# [EXTRACTED RECORDS]
- - -
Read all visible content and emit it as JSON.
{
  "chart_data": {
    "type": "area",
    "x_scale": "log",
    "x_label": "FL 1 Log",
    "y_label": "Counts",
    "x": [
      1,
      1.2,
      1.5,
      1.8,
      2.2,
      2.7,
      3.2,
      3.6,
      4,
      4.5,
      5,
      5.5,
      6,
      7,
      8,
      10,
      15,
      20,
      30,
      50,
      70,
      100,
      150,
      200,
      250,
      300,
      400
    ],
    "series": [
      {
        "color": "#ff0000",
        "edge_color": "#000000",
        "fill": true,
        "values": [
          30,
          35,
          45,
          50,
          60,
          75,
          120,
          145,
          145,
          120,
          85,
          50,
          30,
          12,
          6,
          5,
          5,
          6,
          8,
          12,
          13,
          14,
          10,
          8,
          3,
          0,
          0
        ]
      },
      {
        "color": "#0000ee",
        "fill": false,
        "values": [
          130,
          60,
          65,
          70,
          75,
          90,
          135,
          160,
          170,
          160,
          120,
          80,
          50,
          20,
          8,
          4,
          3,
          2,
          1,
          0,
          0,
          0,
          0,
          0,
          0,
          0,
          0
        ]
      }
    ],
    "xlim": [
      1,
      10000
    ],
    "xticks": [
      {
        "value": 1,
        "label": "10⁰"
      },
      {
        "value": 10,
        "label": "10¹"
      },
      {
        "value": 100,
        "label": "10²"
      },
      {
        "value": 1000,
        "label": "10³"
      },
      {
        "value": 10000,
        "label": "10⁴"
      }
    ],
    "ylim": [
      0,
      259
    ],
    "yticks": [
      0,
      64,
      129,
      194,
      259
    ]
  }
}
- - -
# [DIRECTIVE]
Copy out each record exactly as given, omitting none.

# [RESULT BELOW]
Read all visible content and emit it as JSON.
{
  "chart_data": {
    "type": "area",
    "x_scale": "log",
    "x_label": "FL 1 Log",
    "y_label": "Counts",
    "x": [
      1,
      1.2,
      1.5,
      1.8,
      2.2,
      2.7,
      3.2,
      3.6,
      4,
      4.5,
      5,
      5.5,
      6,
      7,
      8,
      10,
      15,
      20,
      30,
      50,
      70,
      100,
      150,
      200,
      250,
      300,
      400
    ],
    "series": [
      {
        "color": "#ff0000",
        "edge_color": "#000000",
        "fill": true,
        "values": [
          30,
          35,
          45,
          50,
          60,
          75,
          120,
          145,
          145,
          120,
          85,
          50,
          30,
          12,
          6,
          5,
          5,
          6,
          8,
          12,
          13,
          14,
          10,
          8,
          3,
          0,
          0
        ]
      },
      {
        "color": "#0000ee",
        "fill": false,
        "values": [
          130,
          60,
          65,
          70,
          75,
          90,
          135,
          160,
          170,
          160,
          120,
          80,
          50,
          20,
          8,
          4,
          3,
          2,
          1,
          0,
          0,
          0,
          0,
          0,
          0,
          0,
          0
        ]
      }
    ],
    "xlim": [
      1,
      10000
    ],
    "xticks": [
      {
        "value": 1,
        "label": "10⁰"
      },
      {
        "value": 10,
        "label": "10¹"
      },
      {
        "value": 100,
        "label": "10²"
      },
      {
        "value": 1000,
        "label": "10³"
      },
      {
        "value": 10000,
        "label": "10⁴"
      }
    ],
    "ylim": [
      0,
      259
    ],
    "yticks": [
      0,
      64,
      129,
      194,
      259
    ]
  }
}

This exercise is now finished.